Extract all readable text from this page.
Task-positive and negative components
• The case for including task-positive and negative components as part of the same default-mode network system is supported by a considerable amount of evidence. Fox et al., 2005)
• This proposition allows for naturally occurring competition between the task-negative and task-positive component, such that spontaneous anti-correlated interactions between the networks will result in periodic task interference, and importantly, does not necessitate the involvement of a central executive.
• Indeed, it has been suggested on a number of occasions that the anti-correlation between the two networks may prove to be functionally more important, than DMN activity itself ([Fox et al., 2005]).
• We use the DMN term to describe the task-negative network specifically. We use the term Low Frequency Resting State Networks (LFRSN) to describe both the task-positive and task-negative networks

******************************

Every line of the data above should be reproduced word for word.

_EXERCISE SOLUTION_
Extract all readable text from this page.
Task-positive and negative components
• The case for including task-positive and negative components as part of the same default-mode network system is supported by a considerable amount of evidence. Fox et al., 2005)
• This proposition allows for naturally occurring competition between the task-negative and task-positive component, such that spontaneous anti-correlated interactions between the networks will result in periodic task interference, and importantly, does not necessitate the involvement of a central executive.
• Indeed, it has been suggested on a number of occasions that the anti-correlation between the two networks may prove to be functionally more important, than DMN activity itself ([Fox et al., 2005]).
• We use the DMN term to describe the task-negative network specifically. We use the term Low Frequency Resting State Networks (LFRSN) to describe both the task-positive and task-negative networks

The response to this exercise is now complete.